REQUEST. Look through the listing for the word "save". Copy each line that has it.

Stored data
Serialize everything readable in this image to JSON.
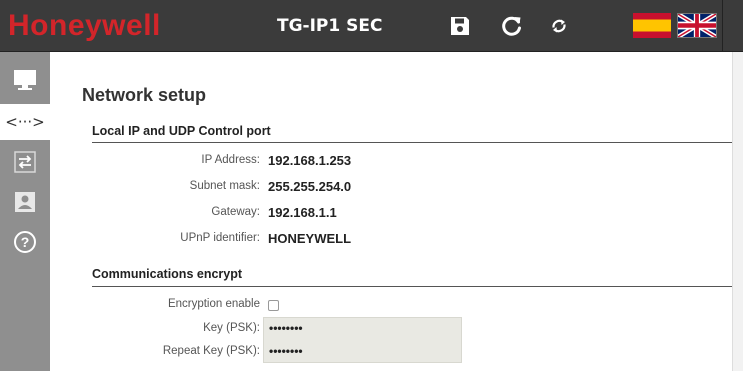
{
  "header": {
    "brand": "Honeywell",
    "device_title": "TG-IP1 SEC",
    "icons": [
      "save-icon",
      "reload-icon",
      "sync-icon"
    ],
    "languages": [
      "spanish-flag",
      "uk-flag"
    ],
    "colors": {
      "bar": "#3b3b3b",
      "brand": "#d3252a"
    }
  },
  "sidebar": {
    "items": [
      {
        "icon": "monitor-icon",
        "active": false
      },
      {
        "icon": "network-icon",
        "label": "<···>",
        "active": true
      },
      {
        "icon": "transfer-icon",
        "active": false
      },
      {
        "icon": "user-icon",
        "active": false
      },
      {
        "icon": "help-icon",
        "label": "?",
        "active": false
      }
    ]
  },
  "main": {
    "title": "Network setup",
    "section_local": "Local IP and UDP Control port",
    "fields": [
      {
        "label": "IP Address:",
        "value": "192.168.1.253"
      },
      {
        "label": "Subnet mask:",
        "value": "255.255.254.0"
      },
      {
        "label": "Gateway:",
        "value": "192.168.1.1"
      },
      {
        "label": "UPnP identifier:",
        "value": "HONEYWELL"
      }
    ],
    "section_enc": "Communications encrypt",
    "encryption": {
      "enable_label": "Encryption enable",
      "enabled": false,
      "key_label": "Key (PSK):",
      "key_value": "••••••••",
      "repeat_label": "Repeat Key (PSK):",
      "repeat_value": "••••••••"
    }
  }
}
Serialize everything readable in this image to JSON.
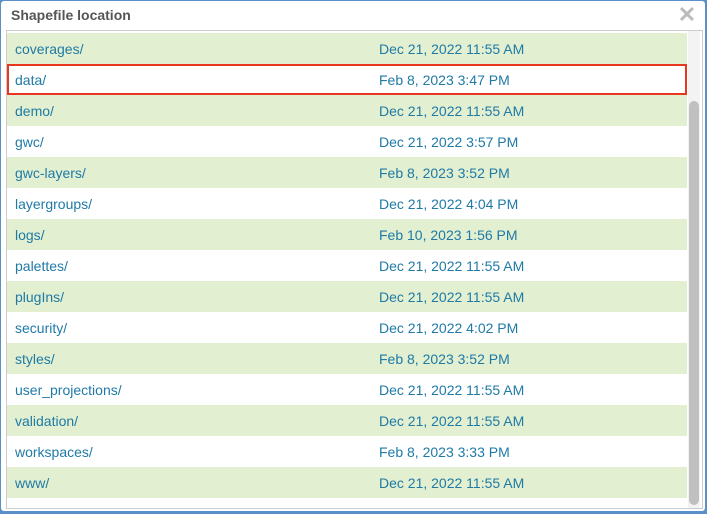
{
  "dialog": {
    "title": "Shapefile location",
    "close_icon": "close-x-icon"
  },
  "colors": {
    "row_alt": "#e2efd0",
    "link": "#1f7aa6",
    "selection_border": "#e8361f"
  },
  "selected_index": 1,
  "rows": [
    {
      "name": "coverages/",
      "date": "Dec 21, 2022 11:55 AM"
    },
    {
      "name": "data/",
      "date": "Feb 8, 2023 3:47 PM"
    },
    {
      "name": "demo/",
      "date": "Dec 21, 2022 11:55 AM"
    },
    {
      "name": "gwc/",
      "date": "Dec 21, 2022 3:57 PM"
    },
    {
      "name": "gwc-layers/",
      "date": "Feb 8, 2023 3:52 PM"
    },
    {
      "name": "layergroups/",
      "date": "Dec 21, 2022 4:04 PM"
    },
    {
      "name": "logs/",
      "date": "Feb 10, 2023 1:56 PM"
    },
    {
      "name": "palettes/",
      "date": "Dec 21, 2022 11:55 AM"
    },
    {
      "name": "plugIns/",
      "date": "Dec 21, 2022 11:55 AM"
    },
    {
      "name": "security/",
      "date": "Dec 21, 2022 4:02 PM"
    },
    {
      "name": "styles/",
      "date": "Feb 8, 2023 3:52 PM"
    },
    {
      "name": "user_projections/",
      "date": "Dec 21, 2022 11:55 AM"
    },
    {
      "name": "validation/",
      "date": "Dec 21, 2022 11:55 AM"
    },
    {
      "name": "workspaces/",
      "date": "Feb 8, 2023 3:33 PM"
    },
    {
      "name": "www/",
      "date": "Dec 21, 2022 11:55 AM"
    }
  ]
}
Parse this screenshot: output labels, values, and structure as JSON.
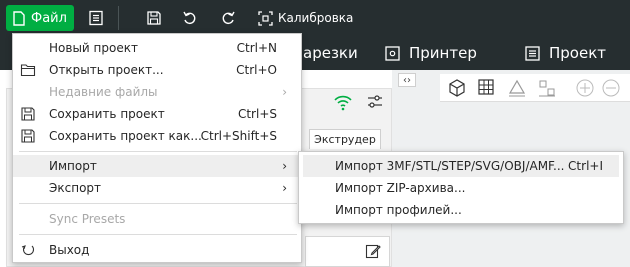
{
  "colors": {
    "accent": "#00ae42",
    "toolbar_bg": "#262e30",
    "highlight": "#eeeeee",
    "disabled_text": "#a8a8a8"
  },
  "toolbar": {
    "file_label": "Файл",
    "calibration_label": "Калибровка",
    "icons": [
      "file-icon",
      "menu-icon",
      "save-icon",
      "undo-icon",
      "redo-icon",
      "calibration-icon"
    ]
  },
  "nav": {
    "slicing_label": "арезки",
    "printer_label": "Принтер",
    "project_label": "Проект"
  },
  "panel": {
    "extruder_tab": "Экструдер"
  },
  "file_menu": {
    "items": [
      {
        "label": "Новый проект",
        "shortcut": "Ctrl+N",
        "icon": ""
      },
      {
        "label": "Открыть проект...",
        "shortcut": "Ctrl+O",
        "icon": "folder-icon"
      },
      {
        "label": "Недавние файлы",
        "shortcut": "",
        "icon": ""
      },
      {
        "label": "Сохранить проект",
        "shortcut": "Ctrl+S",
        "icon": "save-icon"
      },
      {
        "label": "Сохранить проект как...",
        "shortcut": "Ctrl+Shift+S",
        "icon": "save-as-icon"
      },
      {
        "label": "Импорт",
        "shortcut": "",
        "icon": ""
      },
      {
        "label": "Экспорт",
        "shortcut": "",
        "icon": ""
      },
      {
        "label": "Sync Presets",
        "shortcut": "",
        "icon": ""
      },
      {
        "label": "Выход",
        "shortcut": "",
        "icon": "exit-icon"
      }
    ]
  },
  "import_submenu": {
    "items": [
      {
        "label": "Импорт 3MF/STL/STEP/SVG/OBJ/AMF...",
        "shortcut": "Ctrl+I"
      },
      {
        "label": "Импорт ZIP-архива...",
        "shortcut": ""
      },
      {
        "label": "Импорт профилей...",
        "shortcut": ""
      }
    ]
  }
}
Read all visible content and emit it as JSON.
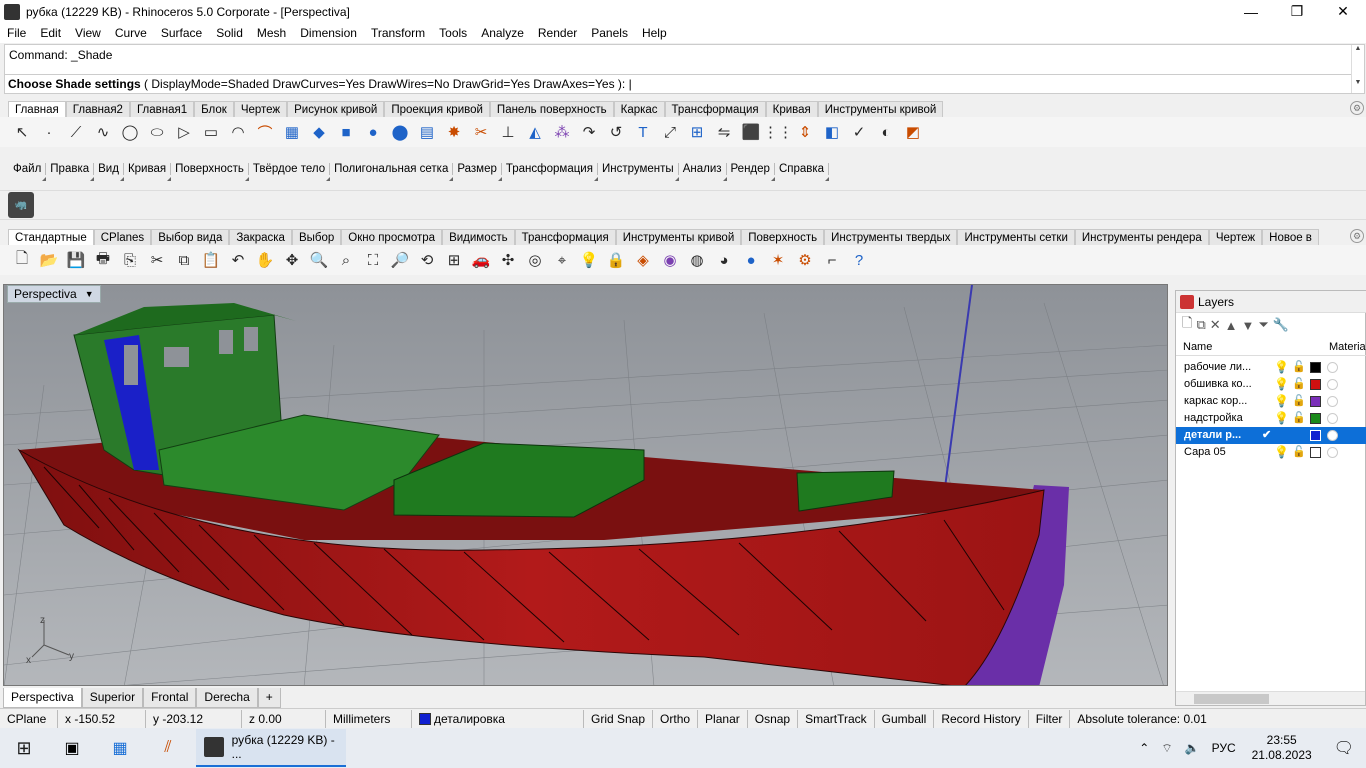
{
  "window": {
    "title": "рубка (12229 KB) - Rhinoceros  5.0 Corporate - [Perspectiva]",
    "minimize": "—",
    "restore": "❐",
    "close": "✕"
  },
  "menu": [
    "File",
    "Edit",
    "View",
    "Curve",
    "Surface",
    "Solid",
    "Mesh",
    "Dimension",
    "Transform",
    "Tools",
    "Analyze",
    "Render",
    "Panels",
    "Help"
  ],
  "command": {
    "history": "Command: _Shade",
    "prompt_bold": "Choose Shade settings",
    "prompt_rest": " ( DisplayMode=Shaded  DrawCurves=Yes  DrawWires=No  DrawGrid=Yes  DrawAxes=Yes ): |"
  },
  "tabs_top": [
    "Главная",
    "Главная2",
    "Главная1",
    "Блок",
    "Чертеж",
    "Рисунок кривой",
    "Проекция кривой",
    "Панель поверхность",
    "Каркас",
    "Трансформация",
    "Кривая",
    "Инструменты кривой"
  ],
  "menu_toolbar": [
    "Файл",
    "Правка",
    "Вид",
    "Кривая",
    "Поверхность",
    "Твёрдое тело",
    "Полигональная сетка",
    "Размер",
    "Трансформация",
    "Инструменты",
    "Анализ",
    "Рендер",
    "Справка"
  ],
  "tabs_bottom": [
    "Стандартные",
    "CPlanes",
    "Выбор вида",
    "Закраска",
    "Выбор",
    "Окно просмотра",
    "Видимость",
    "Трансформация",
    "Инструменты кривой",
    "Поверхность",
    "Инструменты твердых",
    "Инструменты сетки",
    "Инструменты рендера",
    "Чертеж",
    "Новое в"
  ],
  "viewport": {
    "name": "Perspectiva",
    "axis_z": "z",
    "axis_x": "x",
    "axis_y": "y"
  },
  "viewport_tabs": [
    "Perspectiva",
    "Superior",
    "Frontal",
    "Derecha",
    "+"
  ],
  "layers": {
    "panel_title": "Layers",
    "col_name": "Name",
    "col_material": "Material",
    "rows": [
      {
        "name": "рабочие ли...",
        "color": "#000000",
        "current": false
      },
      {
        "name": "обшивка ко...",
        "color": "#d01010",
        "current": false
      },
      {
        "name": "каркас кор...",
        "color": "#7a2fb8",
        "current": false
      },
      {
        "name": "надстройка",
        "color": "#1a8a1a",
        "current": false
      },
      {
        "name": "детали р...",
        "color": "#1020d0",
        "current": true
      },
      {
        "name": "Сара 05",
        "color": "#ffffff",
        "current": false
      }
    ]
  },
  "status": {
    "cplane": "CPlane",
    "x": "x -150.52",
    "y": "y -203.12",
    "z": "z 0.00",
    "units": "Millimeters",
    "layer": "деталировка",
    "layer_color": "#1020d0",
    "grid_snap": "Grid Snap",
    "ortho": "Ortho",
    "planar": "Planar",
    "osnap": "Osnap",
    "smarttrack": "SmartTrack",
    "gumball": "Gumball",
    "record_history": "Record History",
    "filter": "Filter",
    "tolerance": "Absolute tolerance: 0.01"
  },
  "taskbar": {
    "task_label": "рубка (12229 KB) - ...",
    "lang": "РУС",
    "time": "23:55",
    "date": "21.08.2023"
  }
}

FINISHED ANSWER.
      "save-icon",
      "save-icon",
        "icon": "save-icon"
        "icon": "save-as-icon"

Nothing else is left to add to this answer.